Repeat the records below exactly as they appear.

"""

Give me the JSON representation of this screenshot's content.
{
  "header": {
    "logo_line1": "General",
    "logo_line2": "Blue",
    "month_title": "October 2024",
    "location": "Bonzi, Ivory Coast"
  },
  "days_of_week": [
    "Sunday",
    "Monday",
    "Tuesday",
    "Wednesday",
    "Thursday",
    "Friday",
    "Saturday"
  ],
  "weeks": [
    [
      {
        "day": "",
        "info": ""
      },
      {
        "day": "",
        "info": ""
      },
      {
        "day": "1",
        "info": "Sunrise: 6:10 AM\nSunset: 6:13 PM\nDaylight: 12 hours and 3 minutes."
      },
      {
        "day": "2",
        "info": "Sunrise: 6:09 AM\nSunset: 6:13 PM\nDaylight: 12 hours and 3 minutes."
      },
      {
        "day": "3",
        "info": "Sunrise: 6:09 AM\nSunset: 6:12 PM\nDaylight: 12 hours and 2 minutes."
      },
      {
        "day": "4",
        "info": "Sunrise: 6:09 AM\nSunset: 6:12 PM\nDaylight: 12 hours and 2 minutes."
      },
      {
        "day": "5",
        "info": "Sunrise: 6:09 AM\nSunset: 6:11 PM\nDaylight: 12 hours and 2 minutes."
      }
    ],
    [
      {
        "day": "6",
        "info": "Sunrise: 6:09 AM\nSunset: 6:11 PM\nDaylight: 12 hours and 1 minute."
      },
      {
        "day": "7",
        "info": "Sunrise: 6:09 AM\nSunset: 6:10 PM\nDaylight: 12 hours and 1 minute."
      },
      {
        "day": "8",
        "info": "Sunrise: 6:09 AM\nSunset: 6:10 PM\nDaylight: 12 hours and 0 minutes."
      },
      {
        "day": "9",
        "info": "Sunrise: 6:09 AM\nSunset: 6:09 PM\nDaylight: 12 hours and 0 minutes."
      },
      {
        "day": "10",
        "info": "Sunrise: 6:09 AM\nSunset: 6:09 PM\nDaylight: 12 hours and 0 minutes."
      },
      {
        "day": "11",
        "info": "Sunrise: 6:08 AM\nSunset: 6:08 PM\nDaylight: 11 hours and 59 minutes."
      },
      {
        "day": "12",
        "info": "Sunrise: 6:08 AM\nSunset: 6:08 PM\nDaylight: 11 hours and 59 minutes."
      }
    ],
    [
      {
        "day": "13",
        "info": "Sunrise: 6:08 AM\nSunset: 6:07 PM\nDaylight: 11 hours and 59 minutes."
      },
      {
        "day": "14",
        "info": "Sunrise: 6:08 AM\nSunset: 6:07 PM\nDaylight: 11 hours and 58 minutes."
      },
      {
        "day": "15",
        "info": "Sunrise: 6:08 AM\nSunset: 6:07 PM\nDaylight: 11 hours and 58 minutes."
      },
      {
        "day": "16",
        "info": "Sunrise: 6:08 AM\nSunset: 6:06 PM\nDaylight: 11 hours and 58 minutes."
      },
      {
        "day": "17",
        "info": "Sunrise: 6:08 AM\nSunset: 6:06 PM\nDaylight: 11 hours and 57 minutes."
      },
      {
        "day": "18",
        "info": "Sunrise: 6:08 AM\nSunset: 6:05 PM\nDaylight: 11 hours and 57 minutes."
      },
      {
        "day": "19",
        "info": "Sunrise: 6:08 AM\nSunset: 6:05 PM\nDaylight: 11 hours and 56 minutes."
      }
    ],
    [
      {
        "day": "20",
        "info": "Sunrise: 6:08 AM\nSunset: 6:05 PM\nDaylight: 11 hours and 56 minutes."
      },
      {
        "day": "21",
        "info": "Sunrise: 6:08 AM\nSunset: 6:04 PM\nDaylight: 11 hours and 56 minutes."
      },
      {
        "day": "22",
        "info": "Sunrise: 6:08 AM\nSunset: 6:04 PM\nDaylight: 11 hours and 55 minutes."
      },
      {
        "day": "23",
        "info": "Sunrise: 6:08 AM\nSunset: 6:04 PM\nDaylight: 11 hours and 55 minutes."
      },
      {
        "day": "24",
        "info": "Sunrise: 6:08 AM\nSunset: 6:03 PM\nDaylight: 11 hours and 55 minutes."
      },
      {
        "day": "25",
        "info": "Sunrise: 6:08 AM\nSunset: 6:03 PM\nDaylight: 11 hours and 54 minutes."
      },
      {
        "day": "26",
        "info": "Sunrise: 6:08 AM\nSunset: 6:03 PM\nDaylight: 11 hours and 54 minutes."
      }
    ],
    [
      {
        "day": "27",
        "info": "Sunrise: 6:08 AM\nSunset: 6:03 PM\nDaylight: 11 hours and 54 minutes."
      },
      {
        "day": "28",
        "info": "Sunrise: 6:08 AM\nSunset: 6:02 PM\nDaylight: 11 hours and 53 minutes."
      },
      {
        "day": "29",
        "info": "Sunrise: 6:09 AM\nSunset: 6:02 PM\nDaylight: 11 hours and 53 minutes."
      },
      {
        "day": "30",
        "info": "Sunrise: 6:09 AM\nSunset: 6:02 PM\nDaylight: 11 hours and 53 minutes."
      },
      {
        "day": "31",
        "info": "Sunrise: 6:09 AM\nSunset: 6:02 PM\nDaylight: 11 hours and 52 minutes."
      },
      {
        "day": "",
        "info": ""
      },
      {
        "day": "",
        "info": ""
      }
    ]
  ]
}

"""

Exercise solution:
Give me the JSON representation of this screenshot's content.
{
  "header": {
    "logo_line1": "General",
    "logo_line2": "Blue",
    "month_title": "October 2024",
    "location": "Bonzi, Ivory Coast"
  },
  "days_of_week": [
    "Sunday",
    "Monday",
    "Tuesday",
    "Wednesday",
    "Thursday",
    "Friday",
    "Saturday"
  ],
  "weeks": [
    [
      {
        "day": "",
        "info": ""
      },
      {
        "day": "",
        "info": ""
      },
      {
        "day": "1",
        "info": "Sunrise: 6:10 AM\nSunset: 6:13 PM\nDaylight: 12 hours and 3 minutes."
      },
      {
        "day": "2",
        "info": "Sunrise: 6:09 AM\nSunset: 6:13 PM\nDaylight: 12 hours and 3 minutes."
      },
      {
        "day": "3",
        "info": "Sunrise: 6:09 AM\nSunset: 6:12 PM\nDaylight: 12 hours and 2 minutes."
      },
      {
        "day": "4",
        "info": "Sunrise: 6:09 AM\nSunset: 6:12 PM\nDaylight: 12 hours and 2 minutes."
      },
      {
        "day": "5",
        "info": "Sunrise: 6:09 AM\nSunset: 6:11 PM\nDaylight: 12 hours and 2 minutes."
      }
    ],
    [
      {
        "day": "6",
        "info": "Sunrise: 6:09 AM\nSunset: 6:11 PM\nDaylight: 12 hours and 1 minute."
      },
      {
        "day": "7",
        "info": "Sunrise: 6:09 AM\nSunset: 6:10 PM\nDaylight: 12 hours and 1 minute."
      },
      {
        "day": "8",
        "info": "Sunrise: 6:09 AM\nSunset: 6:10 PM\nDaylight: 12 hours and 0 minutes."
      },
      {
        "day": "9",
        "info": "Sunrise: 6:09 AM\nSunset: 6:09 PM\nDaylight: 12 hours and 0 minutes."
      },
      {
        "day": "10",
        "info": "Sunrise: 6:09 AM\nSunset: 6:09 PM\nDaylight: 12 hours and 0 minutes."
      },
      {
        "day": "11",
        "info": "Sunrise: 6:08 AM\nSunset: 6:08 PM\nDaylight: 11 hours and 59 minutes."
      },
      {
        "day": "12",
        "info": "Sunrise: 6:08 AM\nSunset: 6:08 PM\nDaylight: 11 hours and 59 minutes."
      }
    ],
    [
      {
        "day": "13",
        "info": "Sunrise: 6:08 AM\nSunset: 6:07 PM\nDaylight: 11 hours and 59 minutes."
      },
      {
        "day": "14",
        "info": "Sunrise: 6:08 AM\nSunset: 6:07 PM\nDaylight: 11 hours and 58 minutes."
      },
      {
        "day": "15",
        "info": "Sunrise: 6:08 AM\nSunset: 6:07 PM\nDaylight: 11 hours and 58 minutes."
      },
      {
        "day": "16",
        "info": "Sunrise: 6:08 AM\nSunset: 6:06 PM\nDaylight: 11 hours and 58 minutes."
      },
      {
        "day": "17",
        "info": "Sunrise: 6:08 AM\nSunset: 6:06 PM\nDaylight: 11 hours and 57 minutes."
      },
      {
        "day": "18",
        "info": "Sunrise: 6:08 AM\nSunset: 6:05 PM\nDaylight: 11 hours and 57 minutes."
      },
      {
        "day": "19",
        "info": "Sunrise: 6:08 AM\nSunset: 6:05 PM\nDaylight: 11 hours and 56 minutes."
      }
    ],
    [
      {
        "day": "20",
        "info": "Sunrise: 6:08 AM\nSunset: 6:05 PM\nDaylight: 11 hours and 56 minutes."
      },
      {
        "day": "21",
        "info": "Sunrise: 6:08 AM\nSunset: 6:04 PM\nDaylight: 11 hours and 56 minutes."
      },
      {
        "day": "22",
        "info": "Sunrise: 6:08 AM\nSunset: 6:04 PM\nDaylight: 11 hours and 55 minutes."
      },
      {
        "day": "23",
        "info": "Sunrise: 6:08 AM\nSunset: 6:04 PM\nDaylight: 11 hours and 55 minutes."
      },
      {
        "day": "24",
        "info": "Sunrise: 6:08 AM\nSunset: 6:03 PM\nDaylight: 11 hours and 55 minutes."
      },
      {
        "day": "25",
        "info": "Sunrise: 6:08 AM\nSunset: 6:03 PM\nDaylight: 11 hours and 54 minutes."
      },
      {
        "day": "26",
        "info": "Sunrise: 6:08 AM\nSunset: 6:03 PM\nDaylight: 11 hours and 54 minutes."
      }
    ],
    [
      {
        "day": "27",
        "info": "Sunrise: 6:08 AM\nSunset: 6:03 PM\nDaylight: 11 hours and 54 minutes."
      },
      {
        "day": "28",
        "info": "Sunrise: 6:08 AM\nSunset: 6:02 PM\nDaylight: 11 hours and 53 minutes."
      },
      {
        "day": "29",
        "info": "Sunrise: 6:09 AM\nSunset: 6:02 PM\nDaylight: 11 hours and 53 minutes."
      },
      {
        "day": "30",
        "info": "Sunrise: 6:09 AM\nSunset: 6:02 PM\nDaylight: 11 hours and 53 minutes."
      },
      {
        "day": "31",
        "info": "Sunrise: 6:09 AM\nSunset: 6:02 PM\nDaylight: 11 hours and 52 minutes."
      },
      {
        "day": "",
        "info": ""
      },
      {
        "day": "",
        "info": ""
      }
    ]
  ]
}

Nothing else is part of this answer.